[Stored entries]
----
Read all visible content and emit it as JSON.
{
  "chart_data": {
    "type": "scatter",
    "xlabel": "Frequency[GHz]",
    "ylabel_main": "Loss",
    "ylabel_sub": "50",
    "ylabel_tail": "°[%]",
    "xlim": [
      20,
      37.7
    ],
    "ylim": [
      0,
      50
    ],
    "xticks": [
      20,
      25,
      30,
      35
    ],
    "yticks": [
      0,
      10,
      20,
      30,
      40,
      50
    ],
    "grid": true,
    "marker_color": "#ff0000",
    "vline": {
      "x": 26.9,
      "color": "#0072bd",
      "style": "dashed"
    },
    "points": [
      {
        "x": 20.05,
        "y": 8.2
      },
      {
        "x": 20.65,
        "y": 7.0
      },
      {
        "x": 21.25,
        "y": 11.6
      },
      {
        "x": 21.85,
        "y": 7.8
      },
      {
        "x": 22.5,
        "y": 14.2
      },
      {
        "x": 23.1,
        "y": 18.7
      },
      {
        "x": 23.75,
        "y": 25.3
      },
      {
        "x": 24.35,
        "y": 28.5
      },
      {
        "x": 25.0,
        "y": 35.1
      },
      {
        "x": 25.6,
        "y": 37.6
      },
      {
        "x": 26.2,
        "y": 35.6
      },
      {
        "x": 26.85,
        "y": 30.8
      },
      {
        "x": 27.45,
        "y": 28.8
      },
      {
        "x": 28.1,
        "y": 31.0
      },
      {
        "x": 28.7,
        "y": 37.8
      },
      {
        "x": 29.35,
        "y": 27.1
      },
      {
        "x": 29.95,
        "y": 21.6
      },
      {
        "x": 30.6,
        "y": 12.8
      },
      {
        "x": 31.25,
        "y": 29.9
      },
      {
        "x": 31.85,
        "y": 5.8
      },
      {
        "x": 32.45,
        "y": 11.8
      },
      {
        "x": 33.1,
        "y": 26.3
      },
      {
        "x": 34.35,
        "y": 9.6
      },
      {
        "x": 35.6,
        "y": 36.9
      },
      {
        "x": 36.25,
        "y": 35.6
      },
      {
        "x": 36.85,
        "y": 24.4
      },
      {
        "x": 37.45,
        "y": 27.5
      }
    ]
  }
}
----
◆ **YOUR INSTRUCTIONS**
Each line of the listing should be echoed back exactly.

◆ **OUTPUT OF THE TASK**
Read all visible content and emit it as JSON.
{
  "chart_data": {
    "type": "scatter",
    "xlabel": "Frequency[GHz]",
    "ylabel_main": "Loss",
    "ylabel_sub": "50",
    "ylabel_tail": "°[%]",
    "xlim": [
      20,
      37.7
    ],
    "ylim": [
      0,
      50
    ],
    "xticks": [
      20,
      25,
      30,
      35
    ],
    "yticks": [
      0,
      10,
      20,
      30,
      40,
      50
    ],
    "grid": true,
    "marker_color": "#ff0000",
    "vline": {
      "x": 26.9,
      "color": "#0072bd",
      "style": "dashed"
    },
    "points": [
      {
        "x": 20.05,
        "y": 8.2
      },
      {
        "x": 20.65,
        "y": 7.0
      },
      {
        "x": 21.25,
        "y": 11.6
      },
      {
        "x": 21.85,
        "y": 7.8
      },
      {
        "x": 22.5,
        "y": 14.2
      },
      {
        "x": 23.1,
        "y": 18.7
      },
      {
        "x": 23.75,
        "y": 25.3
      },
      {
        "x": 24.35,
        "y": 28.5
      },
      {
        "x": 25.0,
        "y": 35.1
      },
      {
        "x": 25.6,
        "y": 37.6
      },
      {
        "x": 26.2,
        "y": 35.6
      },
      {
        "x": 26.85,
        "y": 30.8
      },
      {
        "x": 27.45,
        "y": 28.8
      },
      {
        "x": 28.1,
        "y": 31.0
      },
      {
        "x": 28.7,
        "y": 37.8
      },
      {
        "x": 29.35,
        "y": 27.1
      },
      {
        "x": 29.95,
        "y": 21.6
      },
      {
        "x": 30.6,
        "y": 12.8
      },
      {
        "x": 31.25,
        "y": 29.9
      },
      {
        "x": 31.85,
        "y": 5.8
      },
      {
        "x": 32.45,
        "y": 11.8
      },
      {
        "x": 33.1,
        "y": 26.3
      },
      {
        "x": 34.35,
        "y": 9.6
      },
      {
        "x": 35.6,
        "y": 36.9
      },
      {
        "x": 36.25,
        "y": 35.6
      },
      {
        "x": 36.85,
        "y": 24.4
      },
      {
        "x": 37.45,
        "y": 27.5
      }
    ]
  }
}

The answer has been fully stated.